• **DIRECTION**: Return all lines below containing the word "where".

• **Data records**:
:::::

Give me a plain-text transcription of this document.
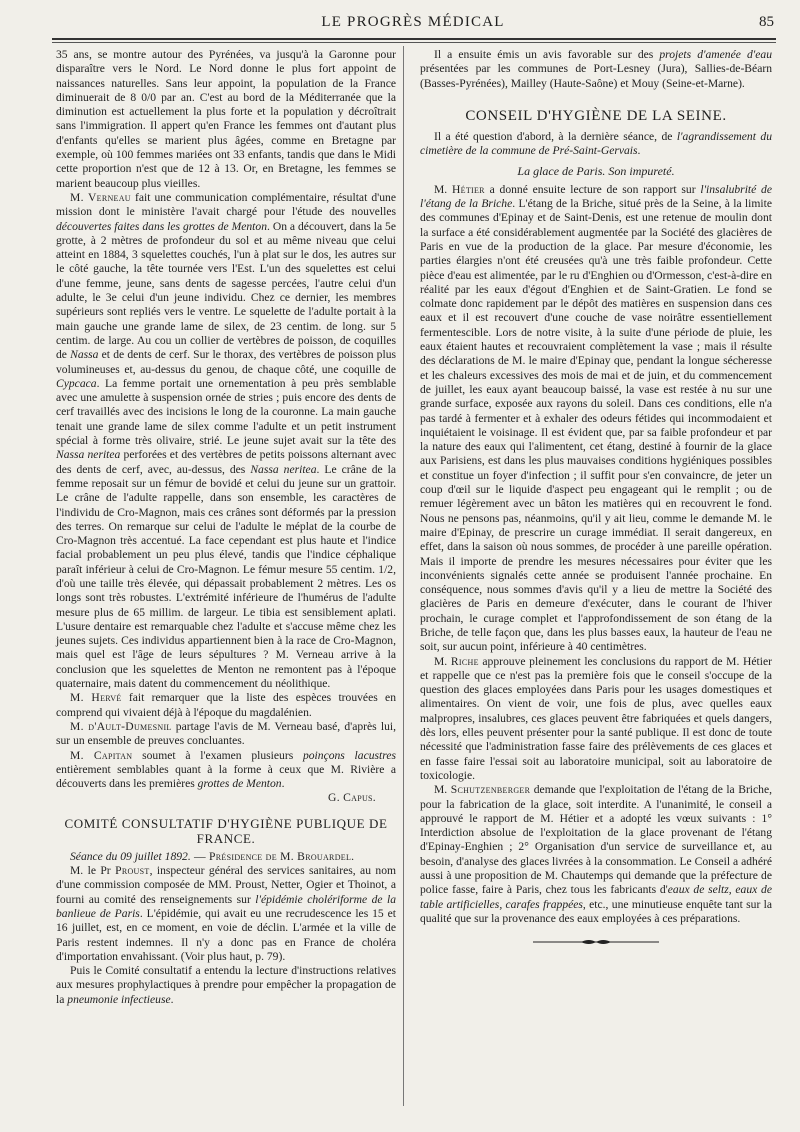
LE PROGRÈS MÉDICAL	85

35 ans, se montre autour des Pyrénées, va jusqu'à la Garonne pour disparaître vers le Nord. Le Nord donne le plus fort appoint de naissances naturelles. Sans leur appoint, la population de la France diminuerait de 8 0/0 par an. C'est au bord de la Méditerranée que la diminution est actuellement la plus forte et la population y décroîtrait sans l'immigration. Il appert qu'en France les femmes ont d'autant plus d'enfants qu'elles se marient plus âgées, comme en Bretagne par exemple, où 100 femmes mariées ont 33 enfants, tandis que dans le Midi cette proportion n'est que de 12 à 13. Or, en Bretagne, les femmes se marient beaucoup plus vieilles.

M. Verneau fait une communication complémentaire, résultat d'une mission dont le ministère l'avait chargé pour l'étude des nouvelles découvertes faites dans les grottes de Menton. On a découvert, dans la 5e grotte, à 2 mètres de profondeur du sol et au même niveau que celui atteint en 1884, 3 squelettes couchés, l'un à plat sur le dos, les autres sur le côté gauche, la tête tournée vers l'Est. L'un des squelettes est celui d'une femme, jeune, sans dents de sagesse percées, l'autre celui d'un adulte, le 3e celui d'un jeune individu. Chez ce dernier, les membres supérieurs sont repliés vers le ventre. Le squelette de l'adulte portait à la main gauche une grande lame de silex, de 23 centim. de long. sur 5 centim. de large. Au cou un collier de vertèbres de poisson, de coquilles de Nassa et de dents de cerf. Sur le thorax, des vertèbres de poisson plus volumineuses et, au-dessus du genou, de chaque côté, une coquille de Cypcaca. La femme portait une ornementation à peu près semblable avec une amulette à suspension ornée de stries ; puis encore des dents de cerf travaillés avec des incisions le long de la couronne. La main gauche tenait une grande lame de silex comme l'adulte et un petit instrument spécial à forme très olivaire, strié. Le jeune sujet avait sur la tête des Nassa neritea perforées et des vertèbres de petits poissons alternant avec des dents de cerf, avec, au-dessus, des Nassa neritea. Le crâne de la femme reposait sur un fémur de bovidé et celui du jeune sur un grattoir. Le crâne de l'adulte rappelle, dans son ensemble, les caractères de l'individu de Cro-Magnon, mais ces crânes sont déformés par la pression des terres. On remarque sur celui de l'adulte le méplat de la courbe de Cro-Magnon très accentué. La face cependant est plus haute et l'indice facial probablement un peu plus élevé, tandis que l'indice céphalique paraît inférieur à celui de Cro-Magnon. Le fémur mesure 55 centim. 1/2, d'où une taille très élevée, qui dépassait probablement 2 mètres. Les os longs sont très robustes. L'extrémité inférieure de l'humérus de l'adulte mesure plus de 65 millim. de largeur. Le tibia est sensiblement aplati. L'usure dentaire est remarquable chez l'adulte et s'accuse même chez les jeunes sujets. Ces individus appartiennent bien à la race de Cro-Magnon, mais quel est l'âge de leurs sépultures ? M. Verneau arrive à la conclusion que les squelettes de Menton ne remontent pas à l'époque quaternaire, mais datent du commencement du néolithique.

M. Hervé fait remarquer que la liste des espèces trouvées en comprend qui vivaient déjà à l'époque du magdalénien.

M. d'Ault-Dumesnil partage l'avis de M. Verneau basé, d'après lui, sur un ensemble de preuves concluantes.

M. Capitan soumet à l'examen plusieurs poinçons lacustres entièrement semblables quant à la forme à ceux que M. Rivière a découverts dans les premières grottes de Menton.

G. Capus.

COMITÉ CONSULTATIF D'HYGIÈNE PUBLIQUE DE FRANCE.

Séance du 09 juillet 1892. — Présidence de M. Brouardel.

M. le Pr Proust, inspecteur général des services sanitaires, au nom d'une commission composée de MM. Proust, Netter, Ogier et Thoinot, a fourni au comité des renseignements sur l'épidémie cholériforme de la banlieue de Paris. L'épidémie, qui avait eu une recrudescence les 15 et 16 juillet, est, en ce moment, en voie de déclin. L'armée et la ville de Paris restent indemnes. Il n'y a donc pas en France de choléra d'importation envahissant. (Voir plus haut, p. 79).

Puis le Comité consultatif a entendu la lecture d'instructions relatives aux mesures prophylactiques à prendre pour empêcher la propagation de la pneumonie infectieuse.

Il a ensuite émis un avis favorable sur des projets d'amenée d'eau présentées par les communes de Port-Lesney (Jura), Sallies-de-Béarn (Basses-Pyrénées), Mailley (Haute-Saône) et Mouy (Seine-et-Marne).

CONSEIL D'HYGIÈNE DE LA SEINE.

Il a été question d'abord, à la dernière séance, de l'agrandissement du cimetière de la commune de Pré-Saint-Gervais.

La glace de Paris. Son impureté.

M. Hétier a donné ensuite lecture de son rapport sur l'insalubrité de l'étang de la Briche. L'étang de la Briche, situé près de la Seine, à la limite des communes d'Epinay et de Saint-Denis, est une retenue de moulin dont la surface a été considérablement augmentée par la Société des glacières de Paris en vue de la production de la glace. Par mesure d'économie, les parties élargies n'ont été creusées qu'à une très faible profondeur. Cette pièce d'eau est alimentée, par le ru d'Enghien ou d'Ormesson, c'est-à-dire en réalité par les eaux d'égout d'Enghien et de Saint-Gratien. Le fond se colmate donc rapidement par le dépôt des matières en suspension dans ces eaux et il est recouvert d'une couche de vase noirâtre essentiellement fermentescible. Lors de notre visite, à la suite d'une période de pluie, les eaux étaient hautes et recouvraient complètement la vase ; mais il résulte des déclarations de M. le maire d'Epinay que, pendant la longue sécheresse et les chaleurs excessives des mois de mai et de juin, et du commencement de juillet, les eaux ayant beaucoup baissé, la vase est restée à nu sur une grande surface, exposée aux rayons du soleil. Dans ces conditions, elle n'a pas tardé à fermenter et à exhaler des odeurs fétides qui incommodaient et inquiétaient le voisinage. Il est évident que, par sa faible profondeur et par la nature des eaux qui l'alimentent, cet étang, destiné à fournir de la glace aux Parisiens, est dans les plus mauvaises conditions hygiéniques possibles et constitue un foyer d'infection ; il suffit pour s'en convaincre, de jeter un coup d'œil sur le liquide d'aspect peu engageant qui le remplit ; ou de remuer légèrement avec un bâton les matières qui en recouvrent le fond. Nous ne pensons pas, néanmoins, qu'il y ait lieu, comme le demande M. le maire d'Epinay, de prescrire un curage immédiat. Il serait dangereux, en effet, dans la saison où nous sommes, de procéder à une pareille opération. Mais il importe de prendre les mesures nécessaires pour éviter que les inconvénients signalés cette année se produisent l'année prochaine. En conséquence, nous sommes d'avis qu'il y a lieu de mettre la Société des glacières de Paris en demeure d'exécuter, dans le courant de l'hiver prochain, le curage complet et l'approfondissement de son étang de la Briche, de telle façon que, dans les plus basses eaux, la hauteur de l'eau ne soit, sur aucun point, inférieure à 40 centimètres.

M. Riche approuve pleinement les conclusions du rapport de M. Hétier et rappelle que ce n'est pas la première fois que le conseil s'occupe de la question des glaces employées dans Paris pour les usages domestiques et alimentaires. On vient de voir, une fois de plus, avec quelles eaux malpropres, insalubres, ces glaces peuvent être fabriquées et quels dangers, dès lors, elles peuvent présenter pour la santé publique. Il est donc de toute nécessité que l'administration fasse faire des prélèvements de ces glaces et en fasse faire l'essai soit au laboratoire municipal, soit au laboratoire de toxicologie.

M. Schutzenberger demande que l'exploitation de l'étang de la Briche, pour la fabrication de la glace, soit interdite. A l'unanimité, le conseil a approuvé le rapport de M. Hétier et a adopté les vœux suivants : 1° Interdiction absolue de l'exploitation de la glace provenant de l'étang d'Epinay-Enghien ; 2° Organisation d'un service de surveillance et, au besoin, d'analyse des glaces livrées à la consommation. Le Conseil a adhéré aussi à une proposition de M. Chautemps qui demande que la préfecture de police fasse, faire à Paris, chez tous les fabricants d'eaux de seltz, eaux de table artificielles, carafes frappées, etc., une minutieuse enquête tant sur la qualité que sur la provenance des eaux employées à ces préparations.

:::::

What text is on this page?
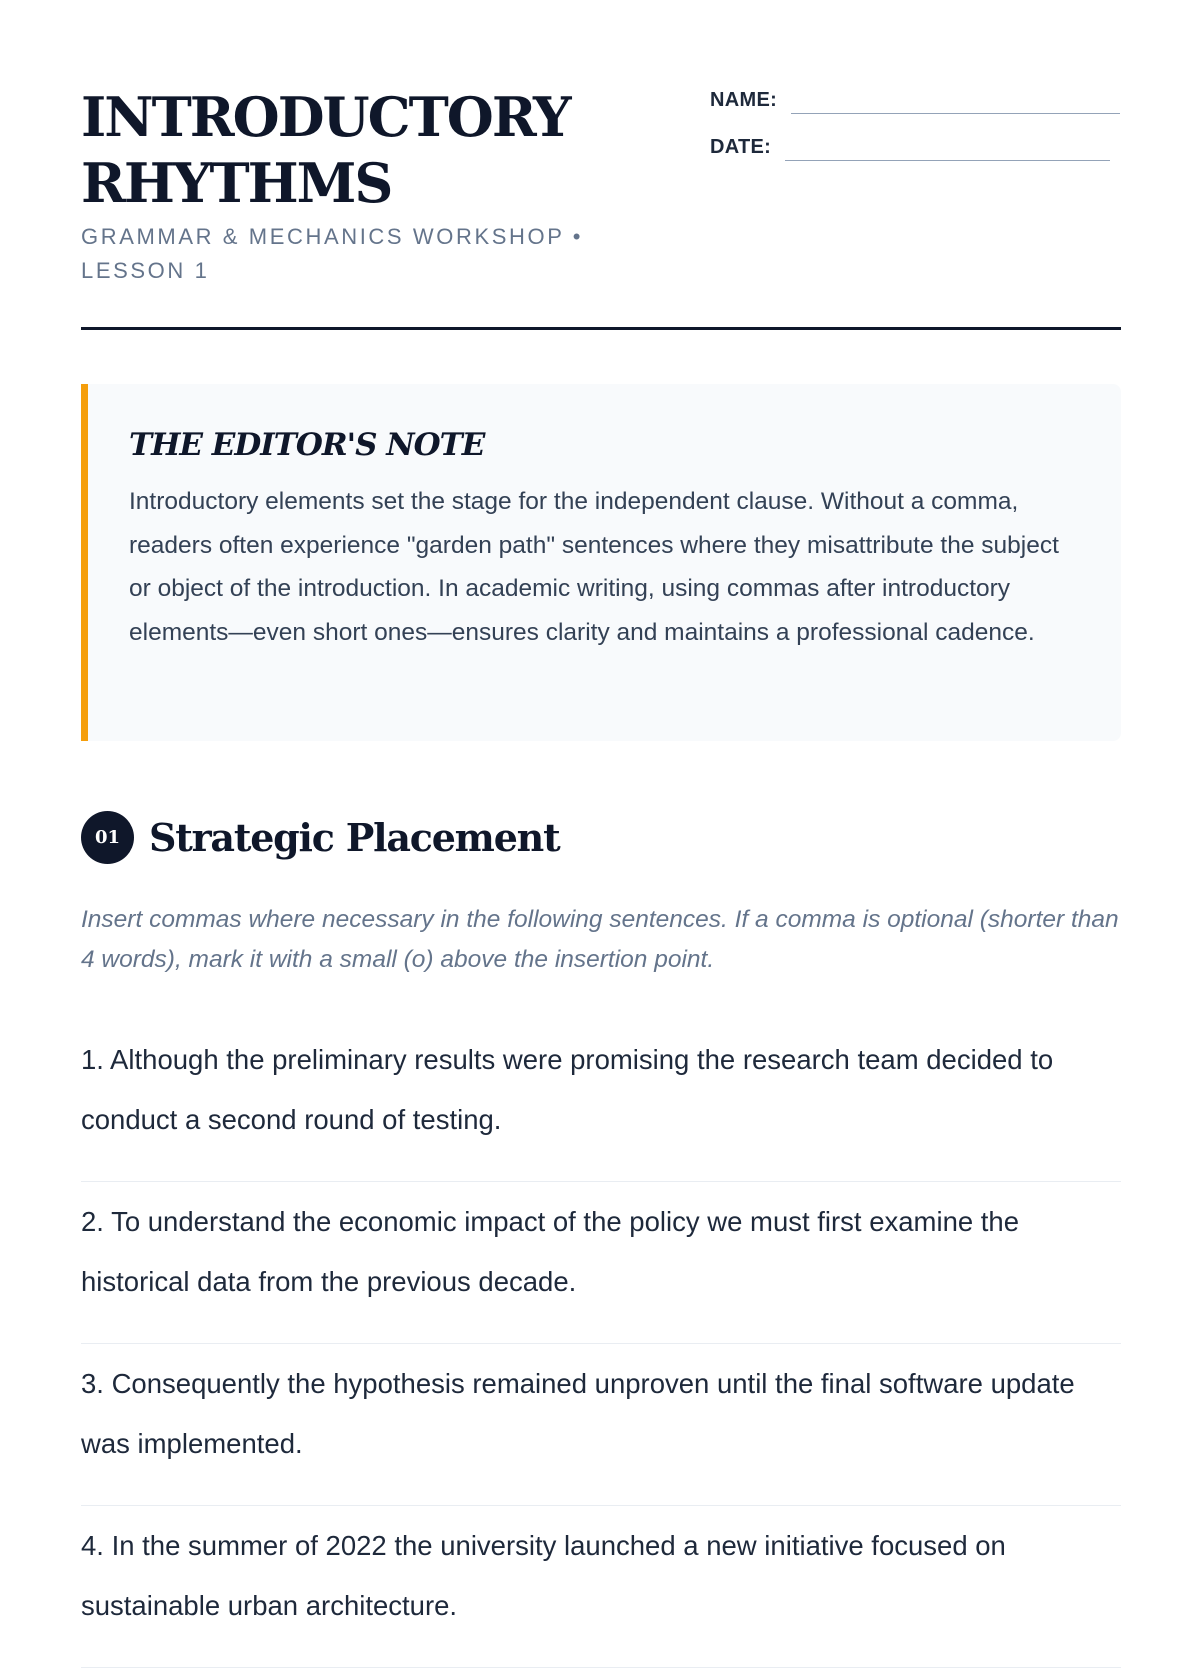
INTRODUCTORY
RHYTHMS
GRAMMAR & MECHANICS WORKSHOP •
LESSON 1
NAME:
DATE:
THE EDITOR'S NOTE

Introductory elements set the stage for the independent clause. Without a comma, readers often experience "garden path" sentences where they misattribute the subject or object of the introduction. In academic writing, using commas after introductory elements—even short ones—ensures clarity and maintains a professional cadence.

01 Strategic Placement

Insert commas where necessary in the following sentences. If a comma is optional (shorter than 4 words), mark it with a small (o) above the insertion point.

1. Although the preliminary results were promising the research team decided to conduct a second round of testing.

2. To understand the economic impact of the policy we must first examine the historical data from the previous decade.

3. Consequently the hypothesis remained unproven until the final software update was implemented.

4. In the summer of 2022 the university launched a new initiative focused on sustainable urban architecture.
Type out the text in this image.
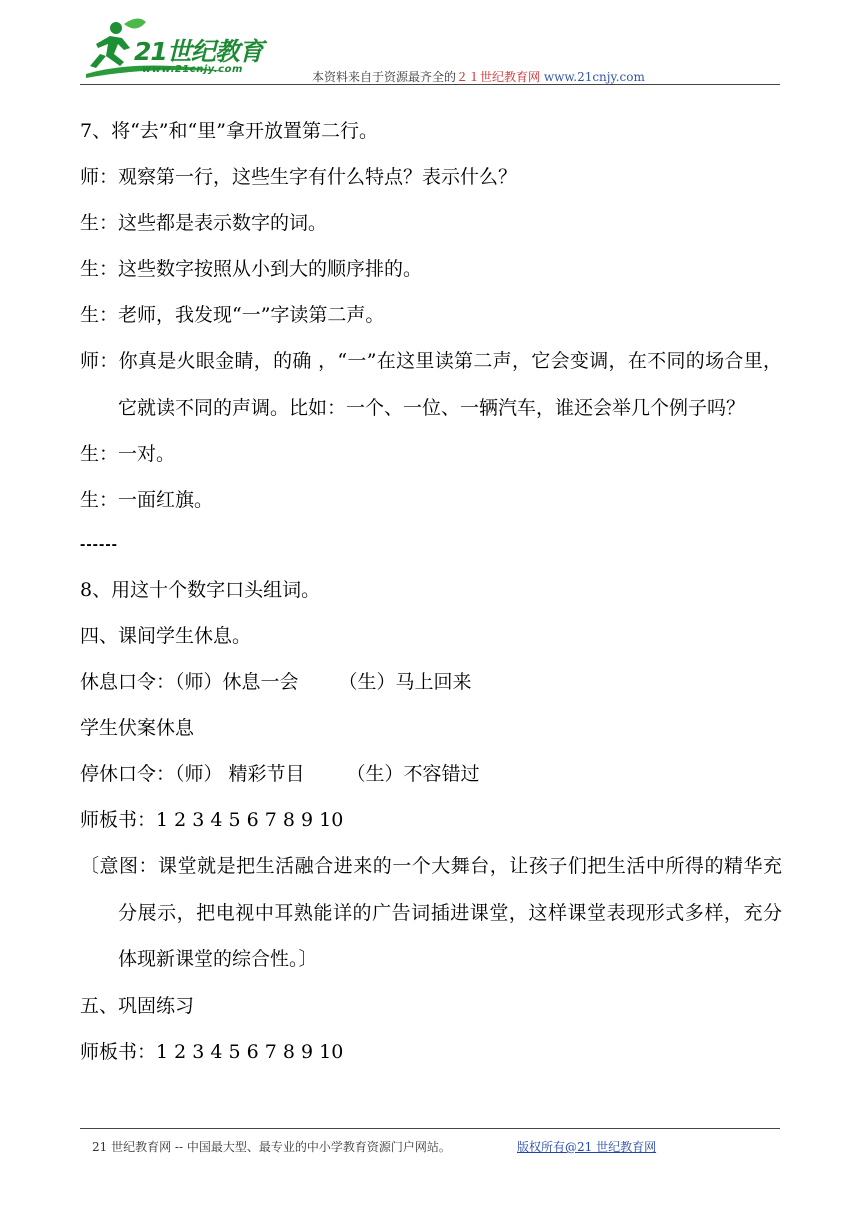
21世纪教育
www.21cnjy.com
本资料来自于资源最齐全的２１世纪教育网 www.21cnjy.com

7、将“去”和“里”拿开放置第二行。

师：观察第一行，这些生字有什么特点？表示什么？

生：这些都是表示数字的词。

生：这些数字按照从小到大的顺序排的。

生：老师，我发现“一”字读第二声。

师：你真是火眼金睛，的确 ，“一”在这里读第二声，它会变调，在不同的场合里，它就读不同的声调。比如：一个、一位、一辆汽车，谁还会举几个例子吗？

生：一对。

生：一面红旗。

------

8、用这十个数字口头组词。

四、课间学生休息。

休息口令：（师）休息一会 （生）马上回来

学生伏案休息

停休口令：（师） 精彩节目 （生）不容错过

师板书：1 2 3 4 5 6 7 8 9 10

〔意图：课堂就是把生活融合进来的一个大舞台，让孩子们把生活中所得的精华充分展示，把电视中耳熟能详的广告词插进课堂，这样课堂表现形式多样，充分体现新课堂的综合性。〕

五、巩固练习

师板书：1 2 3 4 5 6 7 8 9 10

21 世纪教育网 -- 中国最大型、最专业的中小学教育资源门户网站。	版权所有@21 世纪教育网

:::::

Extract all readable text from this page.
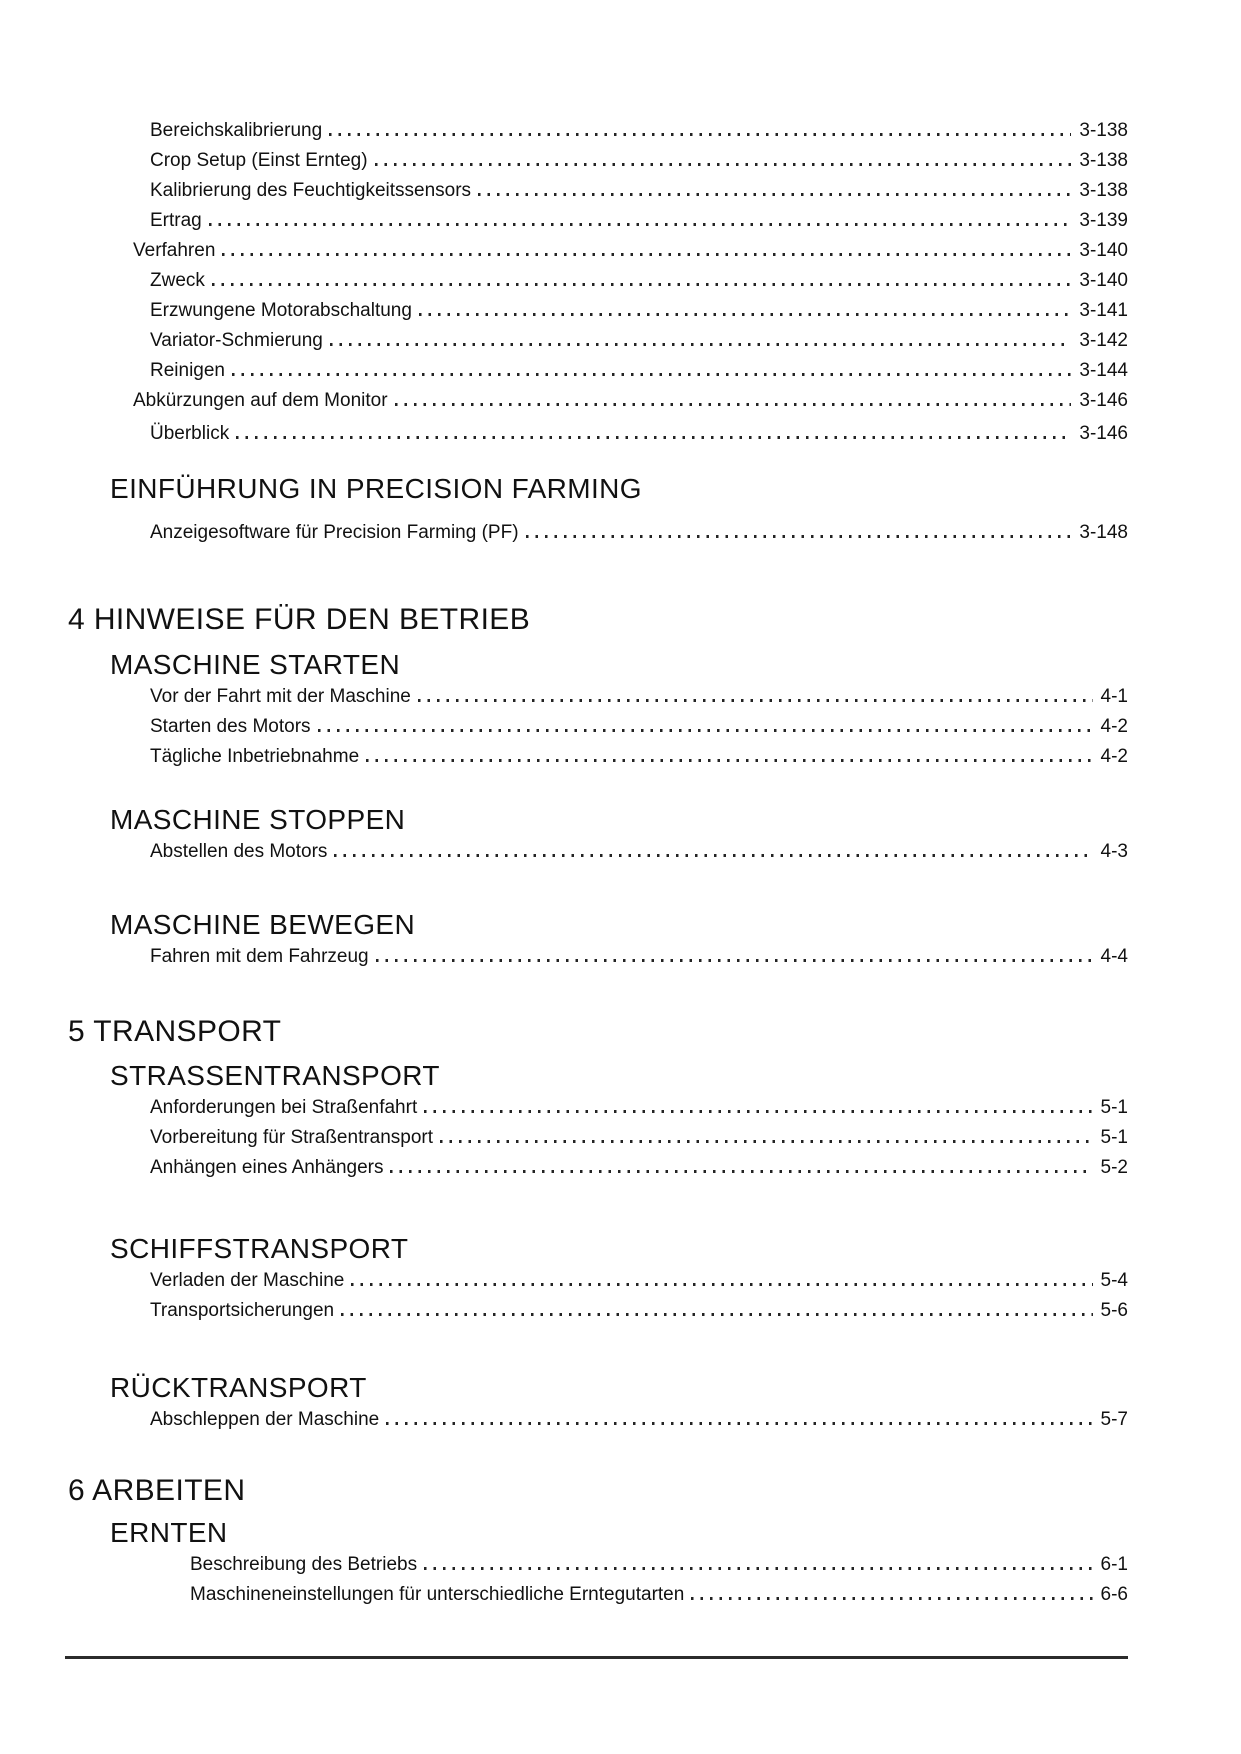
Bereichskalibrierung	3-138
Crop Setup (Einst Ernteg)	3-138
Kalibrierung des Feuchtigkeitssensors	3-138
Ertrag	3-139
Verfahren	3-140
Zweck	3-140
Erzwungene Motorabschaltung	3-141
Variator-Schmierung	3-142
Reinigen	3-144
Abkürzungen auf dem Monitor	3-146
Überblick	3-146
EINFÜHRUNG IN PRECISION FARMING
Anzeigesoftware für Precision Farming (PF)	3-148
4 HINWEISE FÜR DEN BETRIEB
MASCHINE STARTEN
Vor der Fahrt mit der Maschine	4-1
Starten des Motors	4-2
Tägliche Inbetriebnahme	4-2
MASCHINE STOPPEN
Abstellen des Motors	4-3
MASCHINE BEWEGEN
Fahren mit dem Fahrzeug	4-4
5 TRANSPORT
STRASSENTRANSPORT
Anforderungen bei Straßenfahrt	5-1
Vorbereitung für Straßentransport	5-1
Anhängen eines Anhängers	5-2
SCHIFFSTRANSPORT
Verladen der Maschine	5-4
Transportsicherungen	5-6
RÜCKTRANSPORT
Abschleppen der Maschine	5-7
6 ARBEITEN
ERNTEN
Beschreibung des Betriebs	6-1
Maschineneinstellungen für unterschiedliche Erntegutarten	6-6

:::::

• **SOLUTION TO THE PROBLEM**:
Introductory elements set the stage for the independent clause. Without a comma, readers often experience "garden path" sentences where they misattribute the subject or object of the introduction. In academic writing, using commas after introductory elements—even short ones—ensures clarity and maintains a professional cadence.
Insert commas where necessary in the following sentences. If a comma is optional (shorter than 4 words), mark it with a small (o) above the insertion point.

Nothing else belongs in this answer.